Stated task> Compute the number of lines that include the string "Absatz", then output that number and nothing else.
BEGIN Records supplied
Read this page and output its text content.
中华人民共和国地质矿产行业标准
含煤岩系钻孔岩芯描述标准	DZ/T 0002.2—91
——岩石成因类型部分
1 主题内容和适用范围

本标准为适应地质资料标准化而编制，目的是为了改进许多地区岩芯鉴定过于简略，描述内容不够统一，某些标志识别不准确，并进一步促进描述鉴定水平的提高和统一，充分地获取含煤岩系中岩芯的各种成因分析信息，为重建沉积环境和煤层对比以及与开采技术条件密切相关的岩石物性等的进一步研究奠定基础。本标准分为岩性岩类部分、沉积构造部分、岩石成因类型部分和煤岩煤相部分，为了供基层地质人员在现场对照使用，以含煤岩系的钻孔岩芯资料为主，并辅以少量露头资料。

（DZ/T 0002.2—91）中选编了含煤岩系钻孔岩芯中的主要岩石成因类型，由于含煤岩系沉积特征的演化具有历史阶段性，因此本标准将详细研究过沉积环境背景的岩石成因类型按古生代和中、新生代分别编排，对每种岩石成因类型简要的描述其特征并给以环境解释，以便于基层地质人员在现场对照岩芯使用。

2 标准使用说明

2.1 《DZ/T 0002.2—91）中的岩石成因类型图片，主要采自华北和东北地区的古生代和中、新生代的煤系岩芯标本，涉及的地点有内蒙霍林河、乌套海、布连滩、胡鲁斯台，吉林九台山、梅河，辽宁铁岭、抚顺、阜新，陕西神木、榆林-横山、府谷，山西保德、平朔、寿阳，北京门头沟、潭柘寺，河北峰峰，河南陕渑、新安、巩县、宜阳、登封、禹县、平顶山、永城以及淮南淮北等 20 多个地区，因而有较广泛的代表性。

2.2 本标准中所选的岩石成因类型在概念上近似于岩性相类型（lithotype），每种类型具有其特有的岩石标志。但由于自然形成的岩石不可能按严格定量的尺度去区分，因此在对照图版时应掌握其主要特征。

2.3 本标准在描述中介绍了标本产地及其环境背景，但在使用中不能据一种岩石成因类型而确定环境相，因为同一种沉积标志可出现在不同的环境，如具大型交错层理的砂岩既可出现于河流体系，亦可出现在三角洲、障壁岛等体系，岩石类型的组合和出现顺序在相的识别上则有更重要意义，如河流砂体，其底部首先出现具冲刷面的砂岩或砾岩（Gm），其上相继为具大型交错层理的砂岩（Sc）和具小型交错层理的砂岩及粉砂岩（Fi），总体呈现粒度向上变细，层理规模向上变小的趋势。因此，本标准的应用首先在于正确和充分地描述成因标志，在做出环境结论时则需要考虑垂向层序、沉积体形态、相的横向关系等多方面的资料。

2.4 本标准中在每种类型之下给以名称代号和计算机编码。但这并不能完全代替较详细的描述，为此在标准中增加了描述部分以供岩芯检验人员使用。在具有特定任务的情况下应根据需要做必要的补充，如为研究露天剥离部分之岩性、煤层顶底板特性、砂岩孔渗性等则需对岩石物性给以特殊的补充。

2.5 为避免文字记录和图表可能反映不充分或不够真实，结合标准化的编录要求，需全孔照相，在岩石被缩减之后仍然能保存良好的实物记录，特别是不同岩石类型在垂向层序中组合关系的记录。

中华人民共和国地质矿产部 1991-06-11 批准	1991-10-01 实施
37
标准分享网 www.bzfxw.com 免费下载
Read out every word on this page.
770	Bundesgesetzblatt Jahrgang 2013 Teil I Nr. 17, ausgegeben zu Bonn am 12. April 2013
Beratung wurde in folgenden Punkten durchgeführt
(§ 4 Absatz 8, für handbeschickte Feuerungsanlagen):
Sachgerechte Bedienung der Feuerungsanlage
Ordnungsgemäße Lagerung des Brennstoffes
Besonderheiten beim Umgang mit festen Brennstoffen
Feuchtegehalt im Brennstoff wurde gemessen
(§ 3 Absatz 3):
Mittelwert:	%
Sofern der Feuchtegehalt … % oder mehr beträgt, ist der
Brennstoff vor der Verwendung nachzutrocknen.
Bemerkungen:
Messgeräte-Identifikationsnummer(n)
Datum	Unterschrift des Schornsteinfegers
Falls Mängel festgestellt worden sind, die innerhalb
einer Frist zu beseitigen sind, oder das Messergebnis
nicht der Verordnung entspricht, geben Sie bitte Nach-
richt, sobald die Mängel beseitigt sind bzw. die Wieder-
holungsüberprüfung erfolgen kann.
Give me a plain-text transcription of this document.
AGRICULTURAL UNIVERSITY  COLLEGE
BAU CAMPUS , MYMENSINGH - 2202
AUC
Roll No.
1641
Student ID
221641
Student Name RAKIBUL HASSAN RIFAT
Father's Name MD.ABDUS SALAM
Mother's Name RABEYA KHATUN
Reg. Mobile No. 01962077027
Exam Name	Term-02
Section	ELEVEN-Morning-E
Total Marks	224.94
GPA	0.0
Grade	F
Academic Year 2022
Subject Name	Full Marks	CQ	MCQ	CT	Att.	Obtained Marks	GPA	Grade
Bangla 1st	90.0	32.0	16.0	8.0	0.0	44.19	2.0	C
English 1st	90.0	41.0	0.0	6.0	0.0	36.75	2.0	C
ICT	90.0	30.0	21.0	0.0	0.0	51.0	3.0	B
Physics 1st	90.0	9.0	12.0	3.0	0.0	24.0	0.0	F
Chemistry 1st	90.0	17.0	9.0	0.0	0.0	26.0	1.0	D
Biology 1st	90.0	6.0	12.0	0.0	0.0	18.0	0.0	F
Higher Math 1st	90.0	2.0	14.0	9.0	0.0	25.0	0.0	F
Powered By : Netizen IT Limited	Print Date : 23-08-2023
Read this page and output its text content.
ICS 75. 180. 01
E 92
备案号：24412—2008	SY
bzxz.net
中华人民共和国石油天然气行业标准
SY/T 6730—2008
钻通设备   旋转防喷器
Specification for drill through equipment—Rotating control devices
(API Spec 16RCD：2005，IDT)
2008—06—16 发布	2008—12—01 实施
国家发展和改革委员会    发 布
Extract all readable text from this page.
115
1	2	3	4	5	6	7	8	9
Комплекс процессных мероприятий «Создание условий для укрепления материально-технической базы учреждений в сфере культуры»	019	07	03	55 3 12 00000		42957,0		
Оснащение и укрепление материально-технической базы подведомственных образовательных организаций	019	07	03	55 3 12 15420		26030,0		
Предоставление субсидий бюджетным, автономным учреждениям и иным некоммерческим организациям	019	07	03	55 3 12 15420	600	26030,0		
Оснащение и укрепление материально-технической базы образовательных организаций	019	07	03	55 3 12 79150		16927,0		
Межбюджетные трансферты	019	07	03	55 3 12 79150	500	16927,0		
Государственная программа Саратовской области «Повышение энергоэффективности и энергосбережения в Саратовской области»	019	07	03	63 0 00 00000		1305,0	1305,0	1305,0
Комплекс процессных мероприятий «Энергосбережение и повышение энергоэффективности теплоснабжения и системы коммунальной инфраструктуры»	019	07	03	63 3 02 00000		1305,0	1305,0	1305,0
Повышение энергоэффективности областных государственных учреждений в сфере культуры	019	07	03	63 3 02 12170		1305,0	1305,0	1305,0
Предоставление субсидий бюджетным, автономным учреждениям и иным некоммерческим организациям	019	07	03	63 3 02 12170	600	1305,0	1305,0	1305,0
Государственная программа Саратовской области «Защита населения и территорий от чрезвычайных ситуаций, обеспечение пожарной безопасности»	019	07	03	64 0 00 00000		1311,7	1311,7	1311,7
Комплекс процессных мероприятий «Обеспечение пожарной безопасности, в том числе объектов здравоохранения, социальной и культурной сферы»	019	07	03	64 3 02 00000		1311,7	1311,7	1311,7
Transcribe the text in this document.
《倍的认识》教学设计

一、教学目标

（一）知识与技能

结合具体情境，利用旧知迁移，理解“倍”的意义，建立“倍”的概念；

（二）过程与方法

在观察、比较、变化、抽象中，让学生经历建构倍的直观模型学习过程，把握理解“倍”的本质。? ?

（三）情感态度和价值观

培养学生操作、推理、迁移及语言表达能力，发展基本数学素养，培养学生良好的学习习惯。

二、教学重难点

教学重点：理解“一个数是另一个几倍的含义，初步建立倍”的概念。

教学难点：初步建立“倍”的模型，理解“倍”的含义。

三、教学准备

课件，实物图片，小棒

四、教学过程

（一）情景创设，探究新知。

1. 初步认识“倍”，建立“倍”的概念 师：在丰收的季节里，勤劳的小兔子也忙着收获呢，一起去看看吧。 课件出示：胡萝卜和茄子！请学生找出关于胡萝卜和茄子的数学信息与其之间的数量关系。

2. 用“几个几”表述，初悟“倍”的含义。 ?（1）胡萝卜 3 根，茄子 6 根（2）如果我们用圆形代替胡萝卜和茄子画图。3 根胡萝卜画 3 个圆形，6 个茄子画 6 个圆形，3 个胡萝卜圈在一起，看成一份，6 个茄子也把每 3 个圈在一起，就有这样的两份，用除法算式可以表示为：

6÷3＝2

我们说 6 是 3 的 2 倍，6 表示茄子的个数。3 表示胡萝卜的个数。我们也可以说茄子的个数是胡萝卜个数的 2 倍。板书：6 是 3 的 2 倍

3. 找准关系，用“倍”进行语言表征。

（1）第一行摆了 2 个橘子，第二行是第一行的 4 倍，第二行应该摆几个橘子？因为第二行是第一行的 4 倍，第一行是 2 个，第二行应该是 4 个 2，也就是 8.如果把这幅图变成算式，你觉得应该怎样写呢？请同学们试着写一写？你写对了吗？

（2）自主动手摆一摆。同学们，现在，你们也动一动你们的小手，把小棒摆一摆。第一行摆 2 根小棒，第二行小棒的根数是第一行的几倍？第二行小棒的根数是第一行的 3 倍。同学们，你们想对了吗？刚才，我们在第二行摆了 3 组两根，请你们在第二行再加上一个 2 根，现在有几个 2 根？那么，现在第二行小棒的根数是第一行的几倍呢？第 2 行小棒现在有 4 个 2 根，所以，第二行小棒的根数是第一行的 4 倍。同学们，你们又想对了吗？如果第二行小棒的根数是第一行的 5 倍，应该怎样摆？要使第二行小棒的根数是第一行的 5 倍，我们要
END Records supplied
Full output> 2